**RECORDS SUPPLIED:**
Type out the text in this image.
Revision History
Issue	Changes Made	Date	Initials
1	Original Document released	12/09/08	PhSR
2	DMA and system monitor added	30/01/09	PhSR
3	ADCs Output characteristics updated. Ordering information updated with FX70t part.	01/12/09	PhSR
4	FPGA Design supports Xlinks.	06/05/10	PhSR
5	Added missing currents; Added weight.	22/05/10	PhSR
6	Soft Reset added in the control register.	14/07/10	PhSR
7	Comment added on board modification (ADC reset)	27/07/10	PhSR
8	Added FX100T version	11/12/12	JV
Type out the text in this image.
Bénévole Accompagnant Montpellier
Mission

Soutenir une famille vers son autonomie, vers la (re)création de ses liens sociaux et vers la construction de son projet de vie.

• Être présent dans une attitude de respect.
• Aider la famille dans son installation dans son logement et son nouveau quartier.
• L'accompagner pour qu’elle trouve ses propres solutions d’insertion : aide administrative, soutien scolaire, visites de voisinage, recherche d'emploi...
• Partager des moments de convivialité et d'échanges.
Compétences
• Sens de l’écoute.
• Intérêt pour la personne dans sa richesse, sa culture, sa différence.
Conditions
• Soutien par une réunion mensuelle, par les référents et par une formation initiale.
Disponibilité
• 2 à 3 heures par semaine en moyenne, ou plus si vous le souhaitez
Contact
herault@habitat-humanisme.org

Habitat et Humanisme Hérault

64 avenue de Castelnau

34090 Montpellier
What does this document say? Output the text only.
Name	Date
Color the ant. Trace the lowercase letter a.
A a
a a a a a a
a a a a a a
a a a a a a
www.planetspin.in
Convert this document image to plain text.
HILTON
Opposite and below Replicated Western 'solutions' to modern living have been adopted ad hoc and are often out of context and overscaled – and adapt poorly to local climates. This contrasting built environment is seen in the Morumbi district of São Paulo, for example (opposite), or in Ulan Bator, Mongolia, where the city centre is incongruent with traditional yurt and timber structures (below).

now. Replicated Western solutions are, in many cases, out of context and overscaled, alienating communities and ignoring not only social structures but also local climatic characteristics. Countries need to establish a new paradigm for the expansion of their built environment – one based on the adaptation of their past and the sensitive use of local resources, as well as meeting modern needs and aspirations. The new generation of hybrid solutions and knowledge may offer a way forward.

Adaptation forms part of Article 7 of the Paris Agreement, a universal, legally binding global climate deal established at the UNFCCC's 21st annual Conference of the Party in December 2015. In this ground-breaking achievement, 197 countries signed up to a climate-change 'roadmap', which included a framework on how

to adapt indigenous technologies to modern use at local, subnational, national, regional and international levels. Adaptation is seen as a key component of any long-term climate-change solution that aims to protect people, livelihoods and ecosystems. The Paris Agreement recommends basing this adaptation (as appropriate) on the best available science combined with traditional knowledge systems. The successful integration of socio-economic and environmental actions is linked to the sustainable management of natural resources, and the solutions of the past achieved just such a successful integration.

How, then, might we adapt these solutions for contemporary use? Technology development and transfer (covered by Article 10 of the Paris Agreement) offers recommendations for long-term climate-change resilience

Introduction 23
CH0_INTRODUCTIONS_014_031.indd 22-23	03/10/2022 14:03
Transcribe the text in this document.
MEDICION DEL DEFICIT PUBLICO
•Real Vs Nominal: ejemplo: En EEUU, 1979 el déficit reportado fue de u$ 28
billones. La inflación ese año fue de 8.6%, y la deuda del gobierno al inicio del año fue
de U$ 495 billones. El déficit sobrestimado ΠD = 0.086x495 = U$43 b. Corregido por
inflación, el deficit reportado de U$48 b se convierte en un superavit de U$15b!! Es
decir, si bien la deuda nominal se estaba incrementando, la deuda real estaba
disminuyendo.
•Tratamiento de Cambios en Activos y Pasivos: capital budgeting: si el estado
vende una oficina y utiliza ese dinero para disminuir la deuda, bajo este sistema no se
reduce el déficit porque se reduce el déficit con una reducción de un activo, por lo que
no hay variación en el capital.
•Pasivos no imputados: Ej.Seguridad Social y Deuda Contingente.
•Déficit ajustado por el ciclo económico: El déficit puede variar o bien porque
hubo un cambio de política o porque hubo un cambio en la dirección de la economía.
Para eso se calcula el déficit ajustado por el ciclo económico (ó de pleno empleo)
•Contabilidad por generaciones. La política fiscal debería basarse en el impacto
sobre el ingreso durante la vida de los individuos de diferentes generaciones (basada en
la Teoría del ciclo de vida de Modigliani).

**WHAT YOU SHOULD DO:**
Transcribe the whole listing exactly.

**EXPECTED ANSWER:**
Type out the text in this image.
Revision History
Issue	Changes Made	Date	Initials
1	Original Document released	12/09/08	PhSR
2	DMA and system monitor added	30/01/09	PhSR
3	ADCs Output characteristics updated. Ordering information updated with FX70t part.	01/12/09	PhSR
4	FPGA Design supports Xlinks.	06/05/10	PhSR
5	Added missing currents; Added weight.	22/05/10	PhSR
6	Soft Reset added in the control register.	14/07/10	PhSR
7	Comment added on board modification (ADC reset)	27/07/10	PhSR
8	Added FX100T version	11/12/12	JV
Type out the text in this image.
Bénévole Accompagnant Montpellier
Mission

Soutenir une famille vers son autonomie, vers la (re)création de ses liens sociaux et vers la construction de son projet de vie.

• Être présent dans une attitude de respect.
• Aider la famille dans son installation dans son logement et son nouveau quartier.
• L'accompagner pour qu’elle trouve ses propres solutions d’insertion : aide administrative, soutien scolaire, visites de voisinage, recherche d'emploi...
• Partager des moments de convivialité et d'échanges.
Compétences
• Sens de l’écoute.
• Intérêt pour la personne dans sa richesse, sa culture, sa différence.
Conditions
• Soutien par une réunion mensuelle, par les référents et par une formation initiale.
Disponibilité
• 2 à 3 heures par semaine en moyenne, ou plus si vous le souhaitez
Contact
herault@habitat-humanisme.org

Habitat et Humanisme Hérault

64 avenue de Castelnau

34090 Montpellier
What does this document say? Output the text only.
Name	Date
Color the ant. Trace the lowercase letter a.
A a
a a a a a a
a a a a a a
a a a a a a
www.planetspin.in
Convert this document image to plain text.
HILTON
Opposite and below Replicated Western 'solutions' to modern living have been adopted ad hoc and are often out of context and overscaled – and adapt poorly to local climates. This contrasting built environment is seen in the Morumbi district of São Paulo, for example (opposite), or in Ulan Bator, Mongolia, where the city centre is incongruent with traditional yurt and timber structures (below).

now. Replicated Western solutions are, in many cases, out of context and overscaled, alienating communities and ignoring not only social structures but also local climatic characteristics. Countries need to establish a new paradigm for the expansion of their built environment – one based on the adaptation of their past and the sensitive use of local resources, as well as meeting modern needs and aspirations. The new generation of hybrid solutions and knowledge may offer a way forward.

Adaptation forms part of Article 7 of the Paris Agreement, a universal, legally binding global climate deal established at the UNFCCC's 21st annual Conference of the Party in December 2015. In this ground-breaking achievement, 197 countries signed up to a climate-change 'roadmap', which included a framework on how

to adapt indigenous technologies to modern use at local, subnational, national, regional and international levels. Adaptation is seen as a key component of any long-term climate-change solution that aims to protect people, livelihoods and ecosystems. The Paris Agreement recommends basing this adaptation (as appropriate) on the best available science combined with traditional knowledge systems. The successful integration of socio-economic and environmental actions is linked to the sustainable management of natural resources, and the solutions of the past achieved just such a successful integration.

How, then, might we adapt these solutions for contemporary use? Technology development and transfer (covered by Article 10 of the Paris Agreement) offers recommendations for long-term climate-change resilience

Introduction 23
CH0_INTRODUCTIONS_014_031.indd 22-23	03/10/2022 14:03
Transcribe the text in this document.
MEDICION DEL DEFICIT PUBLICO
•Real Vs Nominal: ejemplo: En EEUU, 1979 el déficit reportado fue de u$ 28
billones. La inflación ese año fue de 8.6%, y la deuda del gobierno al inicio del año fue
de U$ 495 billones. El déficit sobrestimado ΠD = 0.086x495 = U$43 b. Corregido por
inflación, el deficit reportado de U$48 b se convierte en un superavit de U$15b!! Es
decir, si bien la deuda nominal se estaba incrementando, la deuda real estaba
disminuyendo.
•Tratamiento de Cambios en Activos y Pasivos: capital budgeting: si el estado
vende una oficina y utiliza ese dinero para disminuir la deuda, bajo este sistema no se
reduce el déficit porque se reduce el déficit con una reducción de un activo, por lo que
no hay variación en el capital.
•Pasivos no imputados: Ej.Seguridad Social y Deuda Contingente.
•Déficit ajustado por el ciclo económico: El déficit puede variar o bien porque
hubo un cambio de política o porque hubo un cambio en la dirección de la economía.
Para eso se calcula el déficit ajustado por el ciclo económico (ó de pleno empleo)
•Contabilidad por generaciones. La política fiscal debería basarse en el impacto
sobre el ingreso durante la vida de los individuos de diferentes generaciones (basada en
la Teoría del ciclo de vida de Modigliani).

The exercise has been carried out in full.